** Begin Listed records **

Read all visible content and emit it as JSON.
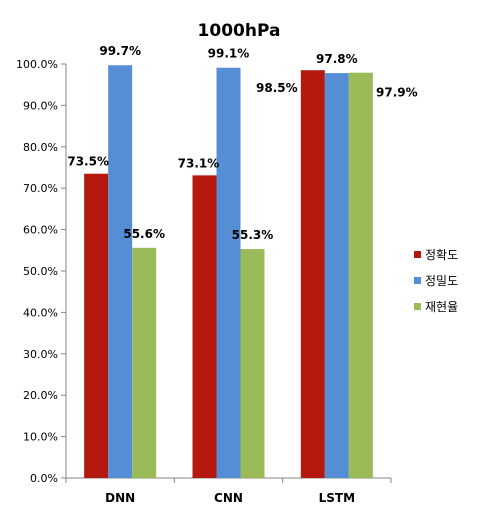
{
  "chart_data": {
    "type": "bar",
    "title": "1000hPa",
    "categories": [
      "DNN",
      "CNN",
      "LSTM"
    ],
    "series": [
      {
        "name": "정확도",
        "color": "#b5180f",
        "values": [
          73.5,
          73.1,
          98.5
        ],
        "labels": [
          "73.5%",
          "73.1%",
          "98.5%"
        ]
      },
      {
        "name": "정밀도",
        "color": "#558ed5",
        "values": [
          99.7,
          99.1,
          97.8
        ],
        "labels": [
          "99.7%",
          "99.1%",
          "97.8%"
        ]
      },
      {
        "name": "재현율",
        "color": "#9bbb59",
        "values": [
          55.6,
          55.3,
          97.9
        ],
        "labels": [
          "55.6%",
          "55.3%",
          "97.9%"
        ]
      }
    ],
    "ylim": [
      0,
      100
    ],
    "yticks": [
      "0.0%",
      "10.0%",
      "20.0%",
      "30.0%",
      "40.0%",
      "50.0%",
      "60.0%",
      "70.0%",
      "80.0%",
      "90.0%",
      "100.0%"
    ],
    "legend_position": "right",
    "grid": false
  }
}
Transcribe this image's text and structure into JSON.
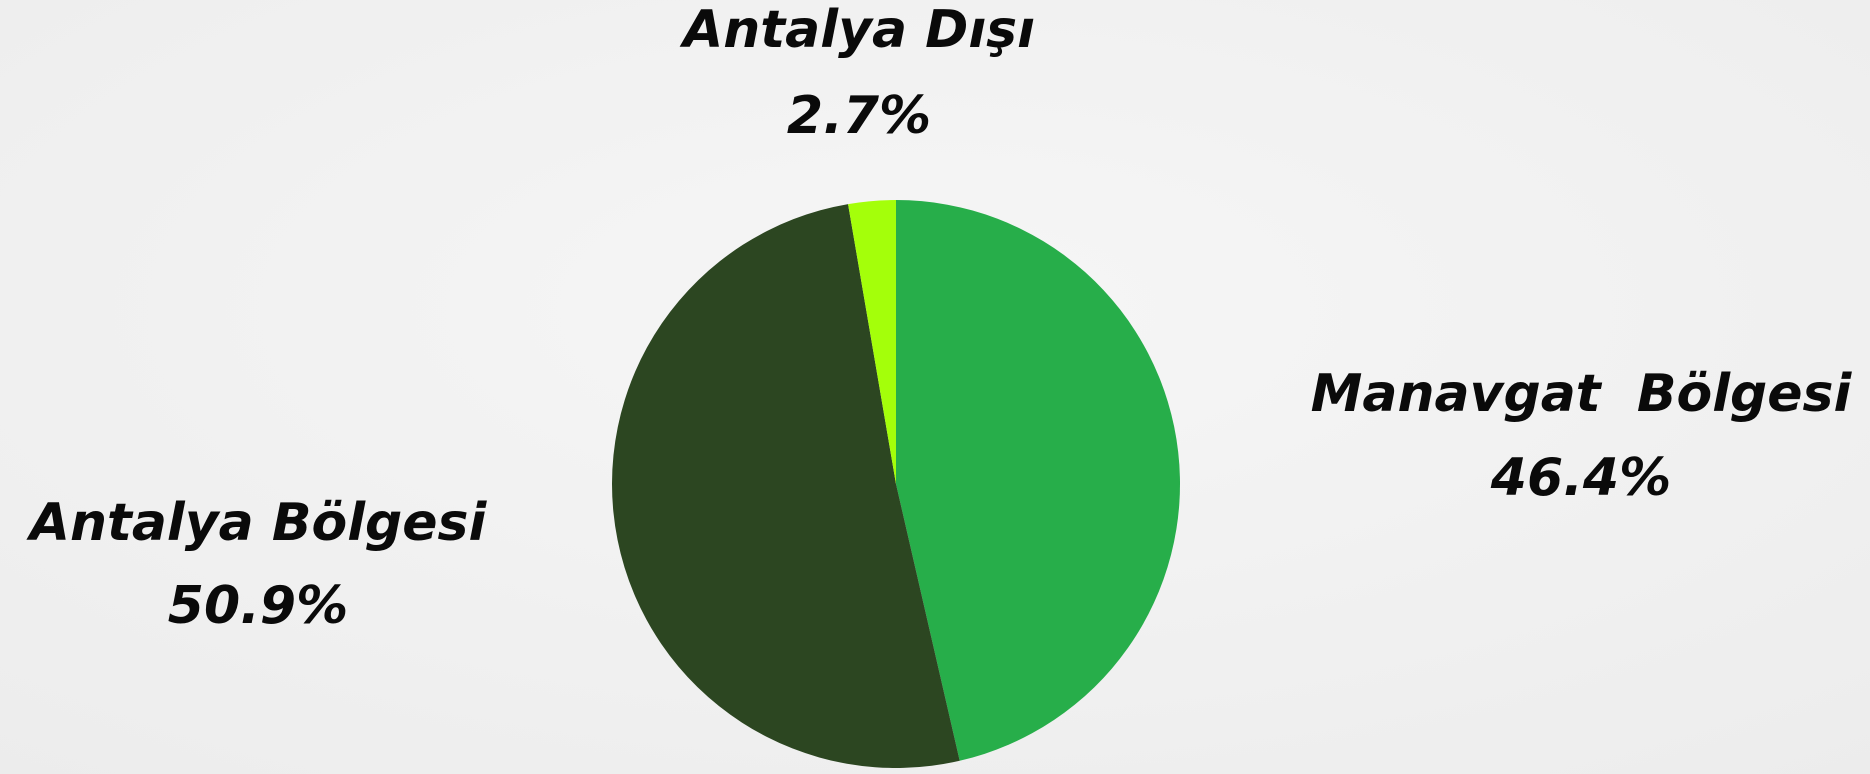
{
  "chart_data": {
    "type": "pie",
    "categories": [
      "Manavgat  Bölgesi",
      "Antalya Bölgesi",
      "Antalya Dışı"
    ],
    "values": [
      46.4,
      50.9,
      2.7
    ],
    "value_labels": [
      "46.4%",
      "50.9%",
      "2.7%"
    ],
    "colors": [
      "#27ae4a",
      "#2c4621",
      "#a4ff0a"
    ]
  }
}
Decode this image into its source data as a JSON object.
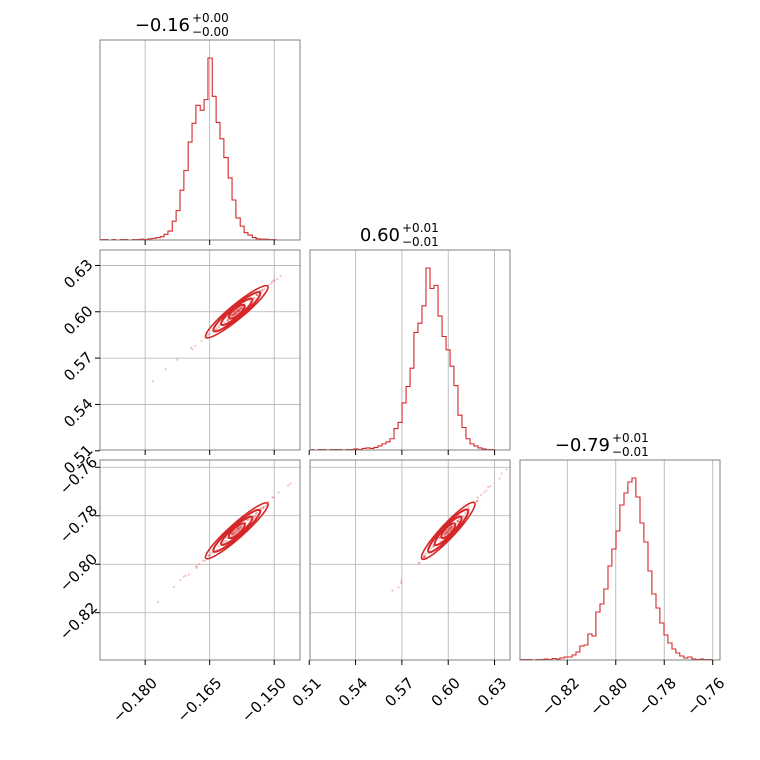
{
  "chart_data": {
    "type": "corner",
    "color": "#d62728",
    "params": [
      {
        "name": "p0",
        "title": {
          "median": "−0.16",
          "plus": "+0.00",
          "minus": "−0.00"
        },
        "xlim": [
          -0.1905,
          -0.144
        ],
        "ticks": [
          -0.18,
          -0.165,
          -0.15
        ],
        "tick_labels": [
          "−0.180",
          "−0.165",
          "−0.150"
        ],
        "median": -0.1587,
        "sigma": 0.0036,
        "hist_bins": [
          -0.1905,
          -0.1896,
          -0.1886,
          -0.1877,
          -0.1868,
          -0.1858,
          -0.1849,
          -0.184,
          -0.183,
          -0.1821,
          -0.1812,
          -0.1803,
          -0.1793,
          -0.1784,
          -0.1775,
          -0.1765,
          -0.1756,
          -0.1747,
          -0.1737,
          -0.1728,
          -0.1719,
          -0.171,
          -0.17,
          -0.1691,
          -0.1682,
          -0.1672,
          -0.1663,
          -0.1654,
          -0.1644,
          -0.1635,
          -0.1626,
          -0.1617,
          -0.1607,
          -0.1598,
          -0.1589,
          -0.1579,
          -0.157,
          -0.1561,
          -0.1551,
          -0.1542,
          -0.1533,
          -0.1524,
          -0.1514,
          -0.1505,
          -0.1496,
          -0.1486,
          -0.1477,
          -0.1468,
          -0.1458,
          -0.1449,
          -0.144
        ],
        "hist_counts": [
          1,
          1,
          0,
          1,
          0,
          1,
          1,
          0,
          1,
          1,
          2,
          1,
          3,
          4,
          6,
          8,
          14,
          22,
          46,
          72,
          122,
          170,
          240,
          286,
          330,
          318,
          344,
          446,
          352,
          288,
          248,
          202,
          152,
          98,
          54,
          34,
          18,
          12,
          6,
          3,
          2,
          2,
          1,
          1,
          0,
          0,
          0,
          0,
          0,
          0
        ]
      },
      {
        "name": "p1",
        "title": {
          "median": "0.60",
          "plus": "+0.01",
          "minus": "−0.01"
        },
        "xlim": [
          0.5105,
          0.64
        ],
        "ticks": [
          0.51,
          0.54,
          0.57,
          0.6,
          0.63
        ],
        "tick_labels": [
          "0.51",
          "0.54",
          "0.57",
          "0.60",
          "0.63"
        ],
        "median": 0.6,
        "sigma": 0.0085,
        "hist_bins": [
          0.5105,
          0.5131,
          0.5157,
          0.5183,
          0.5209,
          0.5235,
          0.526,
          0.5286,
          0.5312,
          0.5338,
          0.5364,
          0.539,
          0.5416,
          0.5442,
          0.5468,
          0.5494,
          0.5519,
          0.5545,
          0.5571,
          0.5597,
          0.5623,
          0.5649,
          0.5675,
          0.5701,
          0.5727,
          0.5753,
          0.5778,
          0.5804,
          0.583,
          0.5856,
          0.5882,
          0.5908,
          0.5934,
          0.596,
          0.5986,
          0.6012,
          0.6037,
          0.6063,
          0.6089,
          0.6115,
          0.6141,
          0.6167,
          0.6193,
          0.6219,
          0.6245,
          0.6271,
          0.6296,
          0.6322,
          0.6348,
          0.6374,
          0.64
        ],
        "hist_counts": [
          1,
          0,
          1,
          1,
          0,
          1,
          1,
          1,
          0,
          1,
          1,
          2,
          1,
          3,
          4,
          3,
          5,
          8,
          12,
          16,
          22,
          42,
          54,
          92,
          124,
          160,
          230,
          248,
          282,
          356,
          316,
          322,
          262,
          222,
          196,
          164,
          126,
          68,
          44,
          22,
          12,
          8,
          4,
          2,
          1,
          1,
          0,
          0,
          0,
          0
        ]
      },
      {
        "name": "p2",
        "title": {
          "median": "−0.79",
          "plus": "+0.01",
          "minus": "−0.01"
        },
        "xlim": [
          -0.8395,
          -0.757
        ],
        "ticks": [
          -0.82,
          -0.8,
          -0.78,
          -0.76
        ],
        "tick_labels": [
          "−0.82",
          "−0.80",
          "−0.78",
          "−0.76"
        ],
        "median": -0.7862,
        "sigma": 0.0058,
        "hist_bins": [
          -0.8395,
          -0.8378,
          -0.8362,
          -0.8345,
          -0.8329,
          -0.8312,
          -0.8296,
          -0.8279,
          -0.8263,
          -0.8246,
          -0.823,
          -0.8213,
          -0.8197,
          -0.818,
          -0.8164,
          -0.8148,
          -0.8131,
          -0.8115,
          -0.8098,
          -0.8082,
          -0.8065,
          -0.8049,
          -0.8032,
          -0.8016,
          -0.7999,
          -0.7983,
          -0.7966,
          -0.795,
          -0.7933,
          -0.7917,
          -0.79,
          -0.7884,
          -0.7867,
          -0.7851,
          -0.7834,
          -0.7818,
          -0.7801,
          -0.7785,
          -0.7768,
          -0.7752,
          -0.7736,
          -0.7719,
          -0.7703,
          -0.7686,
          -0.767,
          -0.7653,
          -0.7637,
          -0.762,
          -0.7604,
          -0.7587,
          -0.757
        ],
        "hist_counts": [
          1,
          1,
          1,
          0,
          1,
          1,
          2,
          1,
          3,
          2,
          4,
          6,
          6,
          10,
          16,
          28,
          30,
          52,
          48,
          96,
          112,
          142,
          188,
          222,
          258,
          310,
          334,
          356,
          364,
          326,
          274,
          236,
          178,
          132,
          104,
          74,
          50,
          34,
          22,
          14,
          8,
          4,
          6,
          2,
          1,
          2,
          1,
          1,
          0,
          0
        ]
      }
    ],
    "pairs": [
      {
        "x": 0,
        "y": 1,
        "slope": 2.3
      },
      {
        "x": 0,
        "y": 2,
        "slope": 1.575
      },
      {
        "x": 1,
        "y": 2,
        "slope": 0.682
      }
    ]
  }
}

** End Listed records **

[What the exercise asks]
Copy out all the data without changing anything, and drop the pictures.

[Task response]
Read all visible content and emit it as JSON.
{
  "chart_data": {
    "type": "bar",
    "title": "1000hPa",
    "categories": [
      "DNN",
      "CNN",
      "LSTM"
    ],
    "series": [
      {
        "name": "정확도",
        "color": "#b5180f",
        "values": [
          73.5,
          73.1,
          98.5
        ],
        "labels": [
          "73.5%",
          "73.1%",
          "98.5%"
        ]
      },
      {
        "name": "정밀도",
        "color": "#558ed5",
        "values": [
          99.7,
          99.1,
          97.8
        ],
        "labels": [
          "99.7%",
          "99.1%",
          "97.8%"
        ]
      },
      {
        "name": "재현율",
        "color": "#9bbb59",
        "values": [
          55.6,
          55.3,
          97.9
        ],
        "labels": [
          "55.6%",
          "55.3%",
          "97.9%"
        ]
      }
    ],
    "ylim": [
      0,
      100
    ],
    "yticks": [
      "0.0%",
      "10.0%",
      "20.0%",
      "30.0%",
      "40.0%",
      "50.0%",
      "60.0%",
      "70.0%",
      "80.0%",
      "90.0%",
      "100.0%"
    ],
    "legend_position": "right",
    "grid": false
  }
}
Transcribe this image's text and structure into JSON.
{
  "chart_data": {
    "type": "pie",
    "categories": [
      "Manavgat  Bölgesi",
      "Antalya Bölgesi",
      "Antalya Dışı"
    ],
    "values": [
      46.4,
      50.9,
      2.7
    ],
    "value_labels": [
      "46.4%",
      "50.9%",
      "2.7%"
    ],
    "colors": [
      "#27ae4a",
      "#2c4621",
      "#a4ff0a"
    ]
  }
}
Decode this image into its source data as a JSON object.
{
  "chart_data": {
    "type": "corner",
    "color": "#d62728",
    "params": [
      {
        "name": "p0",
        "title": {
          "median": "−0.16",
          "plus": "+0.00",
          "minus": "−0.00"
        },
        "xlim": [
          -0.1905,
          -0.144
        ],
        "ticks": [
          -0.18,
          -0.165,
          -0.15
        ],
        "tick_labels": [
          "−0.180",
          "−0.165",
          "−0.150"
        ],
        "median": -0.1587,
        "sigma": 0.0036,
        "hist_bins": [
          -0.1905,
          -0.1896,
          -0.1886,
          -0.1877,
          -0.1868,
          -0.1858,
          -0.1849,
          -0.184,
          -0.183,
          -0.1821,
          -0.1812,
          -0.1803,
          -0.1793,
          -0.1784,
          -0.1775,
          -0.1765,
          -0.1756,
          -0.1747,
          -0.1737,
          -0.1728,
          -0.1719,
          -0.171,
          -0.17,
          -0.1691,
          -0.1682,
          -0.1672,
          -0.1663,
          -0.1654,
          -0.1644,
          -0.1635,
          -0.1626,
          -0.1617,
          -0.1607,
          -0.1598,
          -0.1589,
          -0.1579,
          -0.157,
          -0.1561,
          -0.1551,
          -0.1542,
          -0.1533,
          -0.1524,
          -0.1514,
          -0.1505,
          -0.1496,
          -0.1486,
          -0.1477,
          -0.1468,
          -0.1458,
          -0.1449,
          -0.144
        ],
        "hist_counts": [
          1,
          1,
          0,
          1,
          0,
          1,
          1,
          0,
          1,
          1,
          2,
          1,
          3,
          4,
          6,
          8,
          14,
          22,
          46,
          72,
          122,
          170,
          240,
          286,
          330,
          318,
          344,
          446,
          352,
          288,
          248,
          202,
          152,
          98,
          54,
          34,
          18,
          12,
          6,
          3,
          2,
          2,
          1,
          1,
          0,
          0,
          0,
          0,
          0,
          0
        ]
      },
      {
        "name": "p1",
        "title": {
          "median": "0.60",
          "plus": "+0.01",
          "minus": "−0.01"
        },
        "xlim": [
          0.5105,
          0.64
        ],
        "ticks": [
          0.51,
          0.54,
          0.57,
          0.6,
          0.63
        ],
        "tick_labels": [
          "0.51",
          "0.54",
          "0.57",
          "0.60",
          "0.63"
        ],
        "median": 0.6,
        "sigma": 0.0085,
        "hist_bins": [
          0.5105,
          0.5131,
          0.5157,
          0.5183,
          0.5209,
          0.5235,
          0.526,
          0.5286,
          0.5312,
          0.5338,
          0.5364,
          0.539,
          0.5416,
          0.5442,
          0.5468,
          0.5494,
          0.5519,
          0.5545,
          0.5571,
          0.5597,
          0.5623,
          0.5649,
          0.5675,
          0.5701,
          0.5727,
          0.5753,
          0.5778,
          0.5804,
          0.583,
          0.5856,
          0.5882,
          0.5908,
          0.5934,
          0.596,
          0.5986,
          0.6012,
          0.6037,
          0.6063,
          0.6089,
          0.6115,
          0.6141,
          0.6167,
          0.6193,
          0.6219,
          0.6245,
          0.6271,
          0.6296,
          0.6322,
          0.6348,
          0.6374,
          0.64
        ],
        "hist_counts": [
          1,
          0,
          1,
          1,
          0,
          1,
          1,
          1,
          0,
          1,
          1,
          2,
          1,
          3,
          4,
          3,
          5,
          8,
          12,
          16,
          22,
          42,
          54,
          92,
          124,
          160,
          230,
          248,
          282,
          356,
          316,
          322,
          262,
          222,
          196,
          164,
          126,
          68,
          44,
          22,
          12,
          8,
          4,
          2,
          1,
          1,
          0,
          0,
          0,
          0
        ]
      },
      {
        "name": "p2",
        "title": {
          "median": "−0.79",
          "plus": "+0.01",
          "minus": "−0.01"
        },
        "xlim": [
          -0.8395,
          -0.757
        ],
        "ticks": [
          -0.82,
          -0.8,
          -0.78,
          -0.76
        ],
        "tick_labels": [
          "−0.82",
          "−0.80",
          "−0.78",
          "−0.76"
        ],
        "median": -0.7862,
        "sigma": 0.0058,
        "hist_bins": [
          -0.8395,
          -0.8378,
          -0.8362,
          -0.8345,
          -0.8329,
          -0.8312,
          -0.8296,
          -0.8279,
          -0.8263,
          -0.8246,
          -0.823,
          -0.8213,
          -0.8197,
          -0.818,
          -0.8164,
          -0.8148,
          -0.8131,
          -0.8115,
          -0.8098,
          -0.8082,
          -0.8065,
          -0.8049,
          -0.8032,
          -0.8016,
          -0.7999,
          -0.7983,
          -0.7966,
          -0.795,
          -0.7933,
          -0.7917,
          -0.79,
          -0.7884,
          -0.7867,
          -0.7851,
          -0.7834,
          -0.7818,
          -0.7801,
          -0.7785,
          -0.7768,
          -0.7752,
          -0.7736,
          -0.7719,
          -0.7703,
          -0.7686,
          -0.767,
          -0.7653,
          -0.7637,
          -0.762,
          -0.7604,
          -0.7587,
          -0.757
        ],
        "hist_counts": [
          1,
          1,
          1,
          0,
          1,
          1,
          2,
          1,
          3,
          2,
          4,
          6,
          6,
          10,
          16,
          28,
          30,
          52,
          48,
          96,
          112,
          142,
          188,
          222,
          258,
          310,
          334,
          356,
          364,
          326,
          274,
          236,
          178,
          132,
          104,
          74,
          50,
          34,
          22,
          14,
          8,
          4,
          6,
          2,
          1,
          2,
          1,
          1,
          0,
          0
        ]
      }
    ],
    "pairs": [
      {
        "x": 0,
        "y": 1,
        "slope": 2.3
      },
      {
        "x": 0,
        "y": 2,
        "slope": 1.575
      },
      {
        "x": 1,
        "y": 2,
        "slope": 0.682
      }
    ]
  }
}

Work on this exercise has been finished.